• WHAT TO DO: Please show every line of the records below that contains the word "wrap", copying each line in full.

Region and label listings

_____

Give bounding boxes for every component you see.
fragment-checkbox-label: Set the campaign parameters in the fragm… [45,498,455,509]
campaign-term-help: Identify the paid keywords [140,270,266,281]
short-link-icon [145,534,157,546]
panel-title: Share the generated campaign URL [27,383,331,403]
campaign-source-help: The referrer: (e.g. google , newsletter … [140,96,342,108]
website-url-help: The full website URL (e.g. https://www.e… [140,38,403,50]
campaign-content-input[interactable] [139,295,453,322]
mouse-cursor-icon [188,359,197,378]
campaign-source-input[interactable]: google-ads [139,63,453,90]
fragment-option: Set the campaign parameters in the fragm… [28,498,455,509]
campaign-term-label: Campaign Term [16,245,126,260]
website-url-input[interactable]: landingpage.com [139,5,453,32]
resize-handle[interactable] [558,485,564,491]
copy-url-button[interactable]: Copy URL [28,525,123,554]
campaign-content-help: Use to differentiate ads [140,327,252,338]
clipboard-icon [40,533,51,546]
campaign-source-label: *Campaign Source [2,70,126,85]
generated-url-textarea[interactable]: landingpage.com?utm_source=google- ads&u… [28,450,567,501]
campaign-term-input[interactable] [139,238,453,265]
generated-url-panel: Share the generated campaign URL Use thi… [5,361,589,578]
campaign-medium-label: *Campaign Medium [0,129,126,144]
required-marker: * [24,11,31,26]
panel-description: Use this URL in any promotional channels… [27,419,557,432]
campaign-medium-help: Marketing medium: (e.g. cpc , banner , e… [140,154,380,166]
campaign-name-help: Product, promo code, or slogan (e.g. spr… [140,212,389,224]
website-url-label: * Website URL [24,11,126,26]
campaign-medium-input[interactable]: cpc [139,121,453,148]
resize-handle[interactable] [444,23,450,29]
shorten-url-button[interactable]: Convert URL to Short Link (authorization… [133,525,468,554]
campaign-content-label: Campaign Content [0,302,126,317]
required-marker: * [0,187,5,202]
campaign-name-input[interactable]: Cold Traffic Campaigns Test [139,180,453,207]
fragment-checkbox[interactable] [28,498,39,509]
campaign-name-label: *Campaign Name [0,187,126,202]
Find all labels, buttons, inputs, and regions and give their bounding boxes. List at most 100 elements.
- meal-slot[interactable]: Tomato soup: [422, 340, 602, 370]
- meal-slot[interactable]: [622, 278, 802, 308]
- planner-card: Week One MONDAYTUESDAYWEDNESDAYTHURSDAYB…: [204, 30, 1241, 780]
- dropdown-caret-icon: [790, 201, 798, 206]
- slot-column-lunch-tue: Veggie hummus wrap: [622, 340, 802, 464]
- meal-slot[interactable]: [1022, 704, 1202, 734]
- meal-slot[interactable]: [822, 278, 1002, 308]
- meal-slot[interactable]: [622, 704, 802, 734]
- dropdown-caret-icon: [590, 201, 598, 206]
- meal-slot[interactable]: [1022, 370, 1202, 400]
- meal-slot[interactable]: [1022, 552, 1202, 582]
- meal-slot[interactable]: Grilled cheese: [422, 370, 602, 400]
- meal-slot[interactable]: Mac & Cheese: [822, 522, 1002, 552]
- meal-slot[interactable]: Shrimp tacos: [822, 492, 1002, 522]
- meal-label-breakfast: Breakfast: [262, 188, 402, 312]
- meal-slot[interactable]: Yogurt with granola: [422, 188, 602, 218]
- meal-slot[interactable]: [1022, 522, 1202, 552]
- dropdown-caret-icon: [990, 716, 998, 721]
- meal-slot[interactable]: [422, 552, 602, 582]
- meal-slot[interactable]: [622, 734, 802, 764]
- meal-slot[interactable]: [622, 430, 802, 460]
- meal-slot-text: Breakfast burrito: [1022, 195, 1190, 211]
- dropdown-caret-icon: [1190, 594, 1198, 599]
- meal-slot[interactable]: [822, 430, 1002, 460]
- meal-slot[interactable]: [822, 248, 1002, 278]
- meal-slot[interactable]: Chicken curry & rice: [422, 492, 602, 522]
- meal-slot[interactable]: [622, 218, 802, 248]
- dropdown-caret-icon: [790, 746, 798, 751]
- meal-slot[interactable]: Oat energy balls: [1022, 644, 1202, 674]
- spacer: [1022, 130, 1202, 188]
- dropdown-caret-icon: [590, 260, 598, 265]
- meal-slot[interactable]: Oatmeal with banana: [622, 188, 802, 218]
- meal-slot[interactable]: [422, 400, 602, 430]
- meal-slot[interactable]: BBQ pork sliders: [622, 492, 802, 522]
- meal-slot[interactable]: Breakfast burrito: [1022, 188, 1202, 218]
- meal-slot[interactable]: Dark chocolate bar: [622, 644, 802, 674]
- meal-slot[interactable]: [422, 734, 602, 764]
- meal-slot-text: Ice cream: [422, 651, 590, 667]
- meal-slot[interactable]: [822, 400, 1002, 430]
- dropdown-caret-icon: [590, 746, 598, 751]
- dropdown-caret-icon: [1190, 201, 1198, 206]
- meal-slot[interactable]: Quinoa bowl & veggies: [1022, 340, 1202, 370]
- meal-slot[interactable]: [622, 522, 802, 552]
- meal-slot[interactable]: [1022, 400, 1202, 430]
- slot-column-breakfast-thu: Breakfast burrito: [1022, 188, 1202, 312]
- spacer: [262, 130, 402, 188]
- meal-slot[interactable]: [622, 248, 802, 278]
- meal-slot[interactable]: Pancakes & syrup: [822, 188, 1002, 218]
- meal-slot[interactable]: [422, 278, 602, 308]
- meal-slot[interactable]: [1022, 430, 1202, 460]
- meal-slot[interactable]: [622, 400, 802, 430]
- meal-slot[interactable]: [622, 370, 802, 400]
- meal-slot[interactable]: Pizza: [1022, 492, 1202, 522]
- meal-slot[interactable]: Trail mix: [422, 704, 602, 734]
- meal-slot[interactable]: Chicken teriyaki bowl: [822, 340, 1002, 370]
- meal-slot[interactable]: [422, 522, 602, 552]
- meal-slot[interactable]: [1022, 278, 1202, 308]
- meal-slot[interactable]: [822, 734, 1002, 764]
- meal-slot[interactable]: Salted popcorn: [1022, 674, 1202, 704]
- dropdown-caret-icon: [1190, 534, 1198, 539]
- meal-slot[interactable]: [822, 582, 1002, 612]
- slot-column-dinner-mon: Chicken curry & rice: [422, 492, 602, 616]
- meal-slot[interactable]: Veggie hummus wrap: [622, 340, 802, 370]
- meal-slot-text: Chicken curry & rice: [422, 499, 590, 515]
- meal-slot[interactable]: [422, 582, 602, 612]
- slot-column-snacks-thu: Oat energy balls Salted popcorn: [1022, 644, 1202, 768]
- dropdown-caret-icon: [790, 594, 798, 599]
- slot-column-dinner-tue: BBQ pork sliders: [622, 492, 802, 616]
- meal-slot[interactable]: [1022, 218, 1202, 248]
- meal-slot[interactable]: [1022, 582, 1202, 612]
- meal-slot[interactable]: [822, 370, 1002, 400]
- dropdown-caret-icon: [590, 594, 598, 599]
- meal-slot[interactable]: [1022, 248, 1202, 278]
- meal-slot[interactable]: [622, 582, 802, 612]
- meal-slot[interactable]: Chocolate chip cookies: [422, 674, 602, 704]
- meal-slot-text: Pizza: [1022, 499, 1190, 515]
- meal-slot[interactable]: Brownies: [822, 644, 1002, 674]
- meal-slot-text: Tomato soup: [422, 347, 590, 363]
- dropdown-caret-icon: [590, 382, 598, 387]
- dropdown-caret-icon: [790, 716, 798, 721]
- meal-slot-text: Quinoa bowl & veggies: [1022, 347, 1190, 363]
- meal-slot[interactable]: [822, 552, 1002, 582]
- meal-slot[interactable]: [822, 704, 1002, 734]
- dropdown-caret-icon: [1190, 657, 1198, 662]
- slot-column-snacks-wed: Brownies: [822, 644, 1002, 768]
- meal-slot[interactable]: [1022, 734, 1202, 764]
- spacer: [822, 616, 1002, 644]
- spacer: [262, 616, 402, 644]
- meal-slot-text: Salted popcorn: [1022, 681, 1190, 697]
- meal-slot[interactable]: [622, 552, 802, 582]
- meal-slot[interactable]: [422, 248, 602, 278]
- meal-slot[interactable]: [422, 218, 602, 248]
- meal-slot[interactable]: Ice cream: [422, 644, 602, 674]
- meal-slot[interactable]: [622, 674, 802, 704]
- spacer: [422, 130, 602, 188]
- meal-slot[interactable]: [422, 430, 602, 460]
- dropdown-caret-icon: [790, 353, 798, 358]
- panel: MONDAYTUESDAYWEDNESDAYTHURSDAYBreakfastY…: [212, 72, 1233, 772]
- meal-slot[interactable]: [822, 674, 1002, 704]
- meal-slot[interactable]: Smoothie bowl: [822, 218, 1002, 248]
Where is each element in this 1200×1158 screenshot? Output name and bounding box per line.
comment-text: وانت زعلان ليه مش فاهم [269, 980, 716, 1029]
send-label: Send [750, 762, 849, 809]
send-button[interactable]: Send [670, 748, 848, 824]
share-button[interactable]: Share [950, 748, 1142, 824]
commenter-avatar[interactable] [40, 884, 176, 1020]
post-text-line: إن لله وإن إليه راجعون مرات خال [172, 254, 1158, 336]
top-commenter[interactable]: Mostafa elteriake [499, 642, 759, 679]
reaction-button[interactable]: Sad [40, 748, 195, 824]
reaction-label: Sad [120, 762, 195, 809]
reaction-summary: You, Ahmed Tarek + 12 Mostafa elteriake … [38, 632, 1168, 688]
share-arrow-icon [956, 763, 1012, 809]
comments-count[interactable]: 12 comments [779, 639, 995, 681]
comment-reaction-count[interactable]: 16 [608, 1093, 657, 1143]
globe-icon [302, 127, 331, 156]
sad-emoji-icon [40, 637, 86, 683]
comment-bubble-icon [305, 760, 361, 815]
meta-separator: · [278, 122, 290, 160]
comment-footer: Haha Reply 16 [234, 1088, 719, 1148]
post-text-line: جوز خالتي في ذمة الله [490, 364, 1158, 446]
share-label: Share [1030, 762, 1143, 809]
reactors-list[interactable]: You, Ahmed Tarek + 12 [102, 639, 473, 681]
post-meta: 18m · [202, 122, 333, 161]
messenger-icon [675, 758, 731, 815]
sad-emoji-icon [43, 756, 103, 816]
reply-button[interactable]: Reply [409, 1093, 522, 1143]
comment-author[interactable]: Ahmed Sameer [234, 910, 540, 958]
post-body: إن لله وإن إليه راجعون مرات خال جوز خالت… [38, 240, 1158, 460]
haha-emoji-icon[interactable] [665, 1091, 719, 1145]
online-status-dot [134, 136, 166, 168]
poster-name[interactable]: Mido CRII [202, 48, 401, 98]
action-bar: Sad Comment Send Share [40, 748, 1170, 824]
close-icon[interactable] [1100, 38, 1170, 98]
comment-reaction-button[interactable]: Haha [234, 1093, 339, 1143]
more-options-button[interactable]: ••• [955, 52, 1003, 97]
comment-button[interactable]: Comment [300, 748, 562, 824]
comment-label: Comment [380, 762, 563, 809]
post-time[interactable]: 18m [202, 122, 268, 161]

_____

• EXPECTED ANSWER:
- slot-column-lunch-tue: Veggie hummus wrap: [622, 340, 802, 464]
- meal-slot[interactable]: Veggie hummus wrap: [622, 340, 802, 370]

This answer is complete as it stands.